- STATED EXERCISE -
Retype each line exactly. Skip images.

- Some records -
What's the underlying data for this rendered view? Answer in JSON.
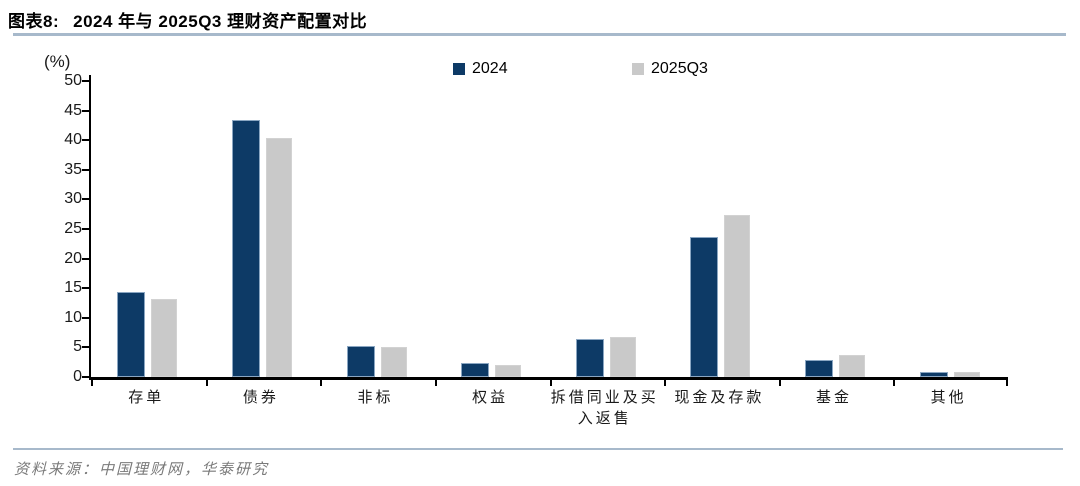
{
  "figure": {
    "label": "图表8:",
    "title": "2024 年与 2025Q3 理财资产配置对比",
    "source": "资料来源：中国理财网，华泰研究"
  },
  "chart_data": {
    "type": "bar",
    "title": "2024 年与 2025Q3 理财资产配置对比",
    "unit_label": "(%)",
    "categories": [
      "存单",
      "债券",
      "非标",
      "权益",
      "拆借同业及买入返售",
      "现金及存款",
      "基金",
      "其他"
    ],
    "series": [
      {
        "name": "2024",
        "color": "#0d3a66",
        "values": [
          14.4,
          43.4,
          5.3,
          2.4,
          6.4,
          23.7,
          2.8,
          0.8
        ]
      },
      {
        "name": "2025Q3",
        "color": "#c9c9c9",
        "values": [
          13.1,
          40.4,
          5.0,
          2.1,
          6.8,
          27.4,
          3.8,
          0.8
        ]
      }
    ],
    "ylim": [
      0,
      50
    ],
    "ytick_step": 5,
    "xlabel": "",
    "ylabel": "(%)",
    "legend_position": "top",
    "grid": false
  },
  "colors": {
    "rule": "#a7b9cb",
    "axis": "#000000",
    "bar_2024": "#0d3a66",
    "bar_2025q3": "#c9c9c9",
    "source_text": "#7a7a7a"
  }
}
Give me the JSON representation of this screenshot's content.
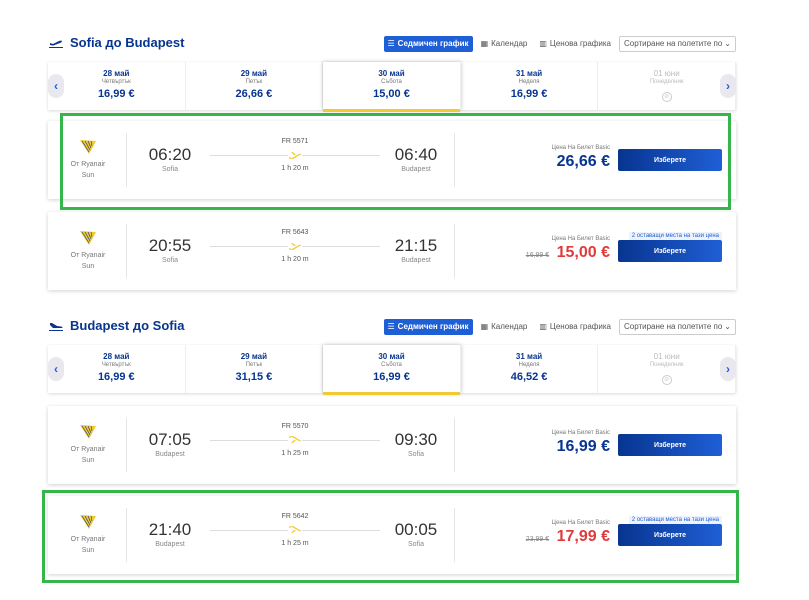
{
  "sections": [
    {
      "title": "Sofia до Budapest",
      "tools": {
        "weekly": "Седмичен график",
        "calendar": "Календар",
        "price_chart": "Ценова графика",
        "sort": "Сортиране на полетите по"
      },
      "dates": [
        {
          "date": "28 май",
          "day": "Четвъртък",
          "price": "16,99 €"
        },
        {
          "date": "29 май",
          "day": "Петък",
          "price": "26,66 €"
        },
        {
          "date": "30 май",
          "day": "Събота",
          "price": "15,00 €"
        },
        {
          "date": "31 май",
          "day": "Неделя",
          "price": "16,99 €"
        },
        {
          "date": "01 юни",
          "day": "Понеделник",
          "price": ""
        }
      ],
      "flights": [
        {
          "carrier_label": "От Ryanair",
          "carrier_sub": "Sun",
          "dep_time": "06:20",
          "dep_city": "Sofia",
          "flight_no": "FR 5571",
          "duration": "1 h 20 m",
          "arr_time": "06:40",
          "arr_city": "Budapest",
          "fare": "Цена На Билет Basic",
          "old_price": "",
          "price": "26,66 €",
          "seats": "",
          "select": "Изберете"
        },
        {
          "carrier_label": "От Ryanair",
          "carrier_sub": "Sun",
          "dep_time": "20:55",
          "dep_city": "Sofia",
          "flight_no": "FR 5643",
          "duration": "1 h 20 m",
          "arr_time": "21:15",
          "arr_city": "Budapest",
          "fare": "Цена На Билет Basic",
          "old_price": "16,99 €",
          "price": "15,00 €",
          "seats": "2 оставащи места на тази цена",
          "select": "Изберете"
        }
      ]
    },
    {
      "title": "Budapest до Sofia",
      "tools": {
        "weekly": "Седмичен график",
        "calendar": "Календар",
        "price_chart": "Ценова графика",
        "sort": "Сортиране на полетите по"
      },
      "dates": [
        {
          "date": "28 май",
          "day": "Четвъртък",
          "price": "16,99 €"
        },
        {
          "date": "29 май",
          "day": "Петък",
          "price": "31,15 €"
        },
        {
          "date": "30 май",
          "day": "Събота",
          "price": "16,99 €"
        },
        {
          "date": "31 май",
          "day": "Неделя",
          "price": "46,52 €"
        },
        {
          "date": "01 юни",
          "day": "Понеделник",
          "price": ""
        }
      ],
      "flights": [
        {
          "carrier_label": "От Ryanair",
          "carrier_sub": "Sun",
          "dep_time": "07:05",
          "dep_city": "Budapest",
          "flight_no": "FR 5570",
          "duration": "1 h 25 m",
          "arr_time": "09:30",
          "arr_city": "Sofia",
          "fare": "Цена На Билет Basic",
          "old_price": "",
          "price": "16,99 €",
          "seats": "",
          "select": "Изберете"
        },
        {
          "carrier_label": "От Ryanair",
          "carrier_sub": "Sun",
          "dep_time": "21:40",
          "dep_city": "Budapest",
          "flight_no": "FR 5642",
          "duration": "1 h 25 m",
          "arr_time": "00:05",
          "arr_city": "Sofia",
          "fare": "Цена На Билет Basic",
          "old_price": "23,99 €",
          "price": "17,99 €",
          "seats": "2 оставащи места на тази цена",
          "select": "Изберете"
        }
      ]
    }
  ],
  "colors": {
    "brand_blue": "#073590",
    "accent_blue": "#1f5fd6",
    "sale_red": "#e03a3a",
    "harp_yellow": "#f1c933",
    "highlight_green": "#35b54a"
  },
  "icons": {
    "outbound": "plane-takeoff-icon",
    "inbound": "plane-landing-icon",
    "carrier": "ryanair-harp-icon"
  }
}
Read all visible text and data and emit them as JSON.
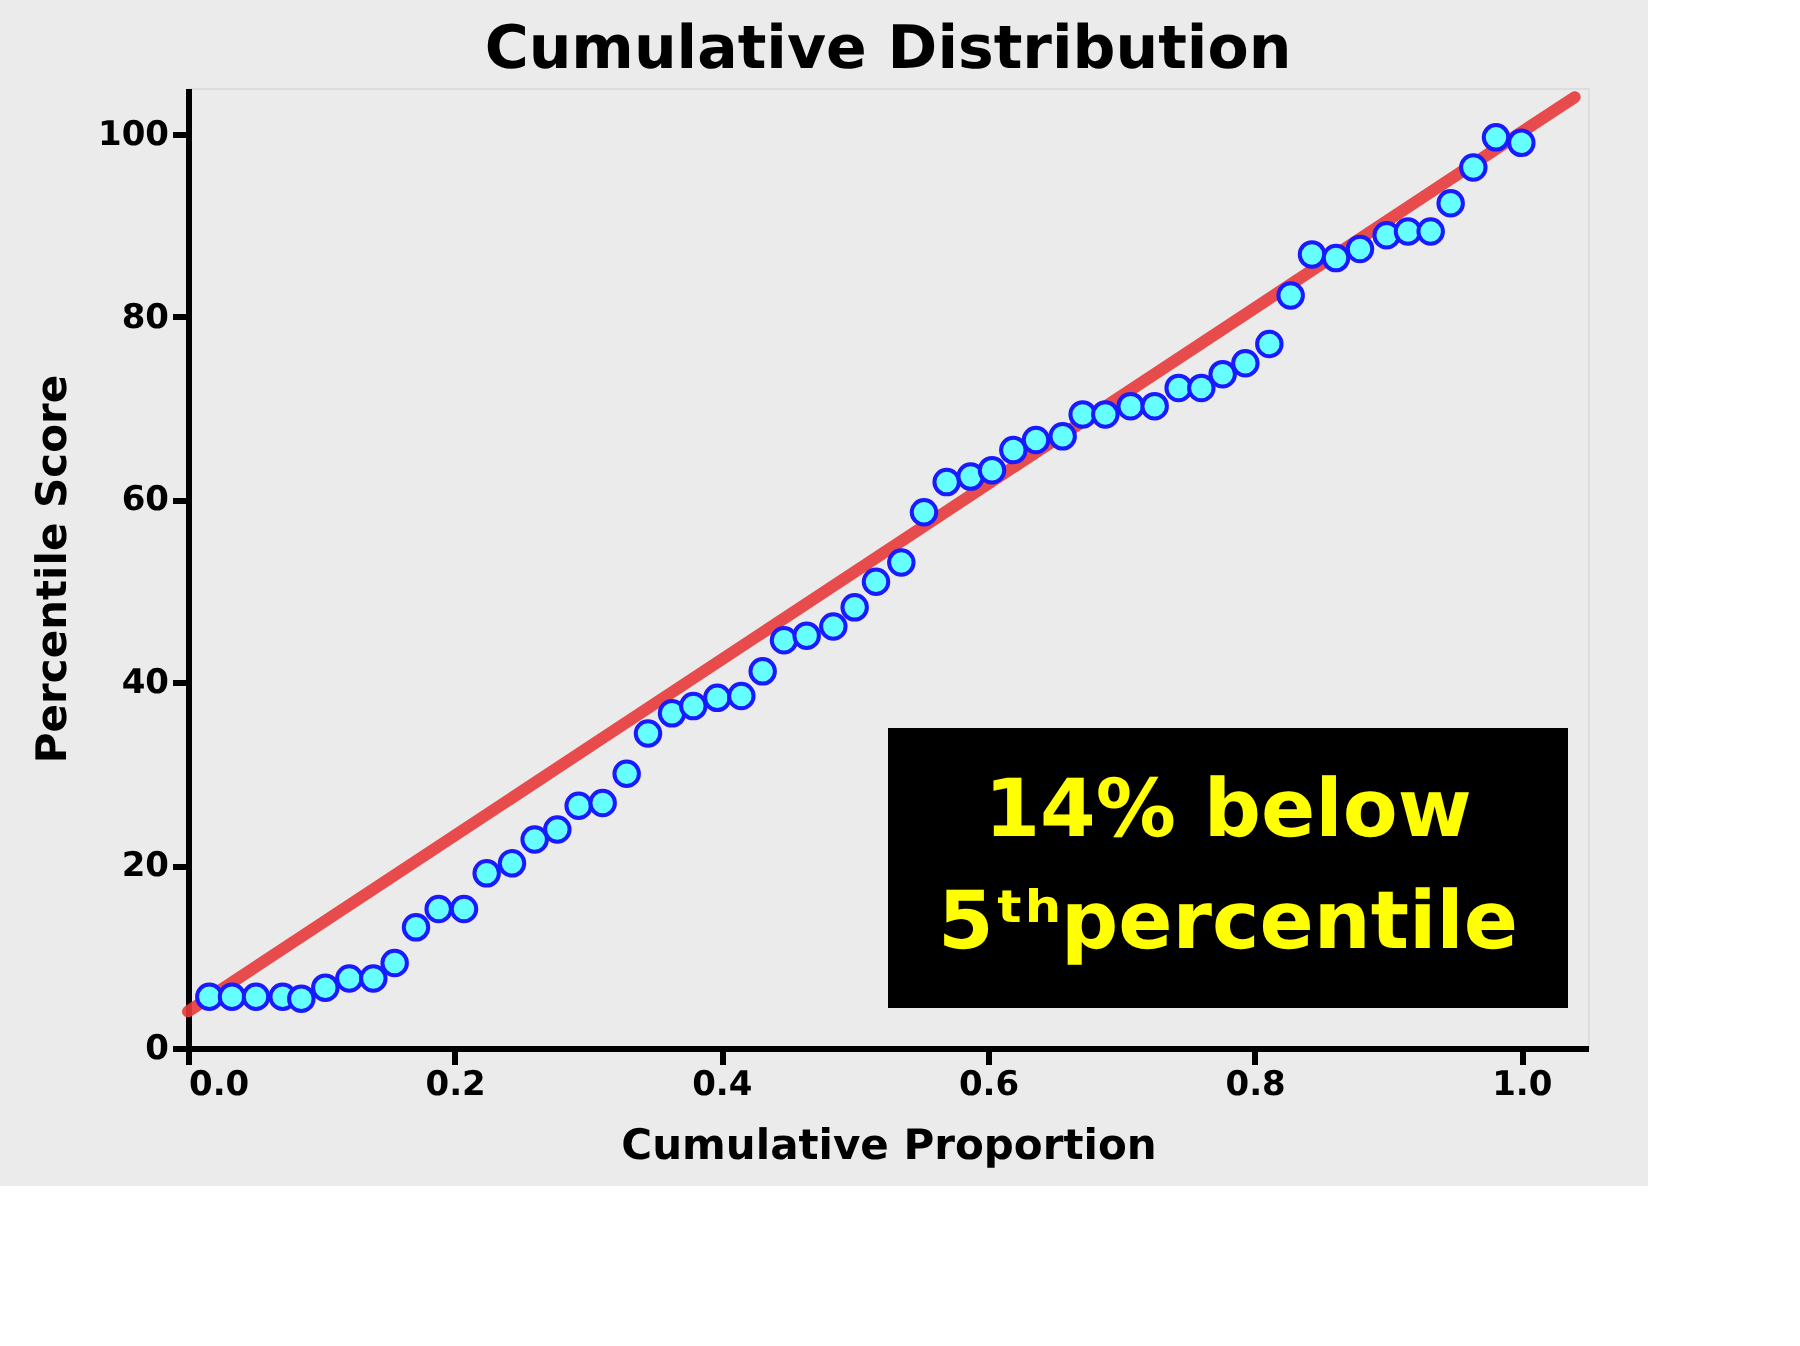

- OUTPUT OF THE TASK -
What's the underlying data for this rendered view? Answer in JSON.
{
  "figure": {
    "label": "图表8:",
    "title": "2024 年与 2025Q3 理财资产配置对比",
    "source": "资料来源：中国理财网，华泰研究"
  },
  "chart_data": {
    "type": "bar",
    "title": "2024 年与 2025Q3 理财资产配置对比",
    "unit_label": "(%)",
    "categories": [
      "存单",
      "债券",
      "非标",
      "权益",
      "拆借同业及买入返售",
      "现金及存款",
      "基金",
      "其他"
    ],
    "series": [
      {
        "name": "2024",
        "color": "#0d3a66",
        "values": [
          14.4,
          43.4,
          5.3,
          2.4,
          6.4,
          23.7,
          2.8,
          0.8
        ]
      },
      {
        "name": "2025Q3",
        "color": "#c9c9c9",
        "values": [
          13.1,
          40.4,
          5.0,
          2.1,
          6.8,
          27.4,
          3.8,
          0.8
        ]
      }
    ],
    "ylim": [
      0,
      50
    ],
    "ytick_step": 5,
    "xlabel": "",
    "ylabel": "(%)",
    "legend_position": "top",
    "grid": false
  },
  "colors": {
    "rule": "#a7b9cb",
    "axis": "#000000",
    "bar_2024": "#0d3a66",
    "bar_2025q3": "#c9c9c9",
    "source_text": "#7a7a7a"
  }
}
Give me the JSON representation of this screenshot's content.
{
  "sections": [
    {
      "title": "Sofia до Budapest",
      "tools": {
        "weekly": "Седмичен график",
        "calendar": "Календар",
        "price_chart": "Ценова графика",
        "sort": "Сортиране на полетите по"
      },
      "dates": [
        {
          "date": "28 май",
          "day": "Четвъртък",
          "price": "16,99 €"
        },
        {
          "date": "29 май",
          "day": "Петък",
          "price": "26,66 €"
        },
        {
          "date": "30 май",
          "day": "Събота",
          "price": "15,00 €"
        },
        {
          "date": "31 май",
          "day": "Неделя",
          "price": "16,99 €"
        },
        {
          "date": "01 юни",
          "day": "Понеделник",
          "price": ""
        }
      ],
      "flights": [
        {
          "carrier_label": "От Ryanair",
          "carrier_sub": "Sun",
          "dep_time": "06:20",
          "dep_city": "Sofia",
          "flight_no": "FR 5571",
          "duration": "1 h 20 m",
          "arr_time": "06:40",
          "arr_city": "Budapest",
          "fare": "Цена На Билет Basic",
          "old_price": "",
          "price": "26,66 €",
          "seats": "",
          "select": "Изберете"
        },
        {
          "carrier_label": "От Ryanair",
          "carrier_sub": "Sun",
          "dep_time": "20:55",
          "dep_city": "Sofia",
          "flight_no": "FR 5643",
          "duration": "1 h 20 m",
          "arr_time": "21:15",
          "arr_city": "Budapest",
          "fare": "Цена На Билет Basic",
          "old_price": "16,99 €",
          "price": "15,00 €",
          "seats": "2 оставащи места на тази цена",
          "select": "Изберете"
        }
      ]
    },
    {
      "title": "Budapest до Sofia",
      "tools": {
        "weekly": "Седмичен график",
        "calendar": "Календар",
        "price_chart": "Ценова графика",
        "sort": "Сортиране на полетите по"
      },
      "dates": [
        {
          "date": "28 май",
          "day": "Четвъртък",
          "price": "16,99 €"
        },
        {
          "date": "29 май",
          "day": "Петък",
          "price": "31,15 €"
        },
        {
          "date": "30 май",
          "day": "Събота",
          "price": "16,99 €"
        },
        {
          "date": "31 май",
          "day": "Неделя",
          "price": "46,52 €"
        },
        {
          "date": "01 юни",
          "day": "Понеделник",
          "price": ""
        }
      ],
      "flights": [
        {
          "carrier_label": "От Ryanair",
          "carrier_sub": "Sun",
          "dep_time": "07:05",
          "dep_city": "Budapest",
          "flight_no": "FR 5570",
          "duration": "1 h 25 m",
          "arr_time": "09:30",
          "arr_city": "Sofia",
          "fare": "Цена На Билет Basic",
          "old_price": "",
          "price": "16,99 €",
          "seats": "",
          "select": "Изберете"
        },
        {
          "carrier_label": "От Ryanair",
          "carrier_sub": "Sun",
          "dep_time": "21:40",
          "dep_city": "Budapest",
          "flight_no": "FR 5642",
          "duration": "1 h 25 m",
          "arr_time": "00:05",
          "arr_city": "Sofia",
          "fare": "Цена На Билет Basic",
          "old_price": "23,99 €",
          "price": "17,99 €",
          "seats": "2 оставащи места на тази цена",
          "select": "Изберете"
        }
      ]
    }
  ],
  "colors": {
    "brand_blue": "#073590",
    "accent_blue": "#1f5fd6",
    "sale_red": "#e03a3a",
    "harp_yellow": "#f1c933",
    "highlight_green": "#35b54a"
  },
  "icons": {
    "outbound": "plane-takeoff-icon",
    "inbound": "plane-landing-icon",
    "carrier": "ryanair-harp-icon"
  }
}
Read all visible text and data and emit them as JSON.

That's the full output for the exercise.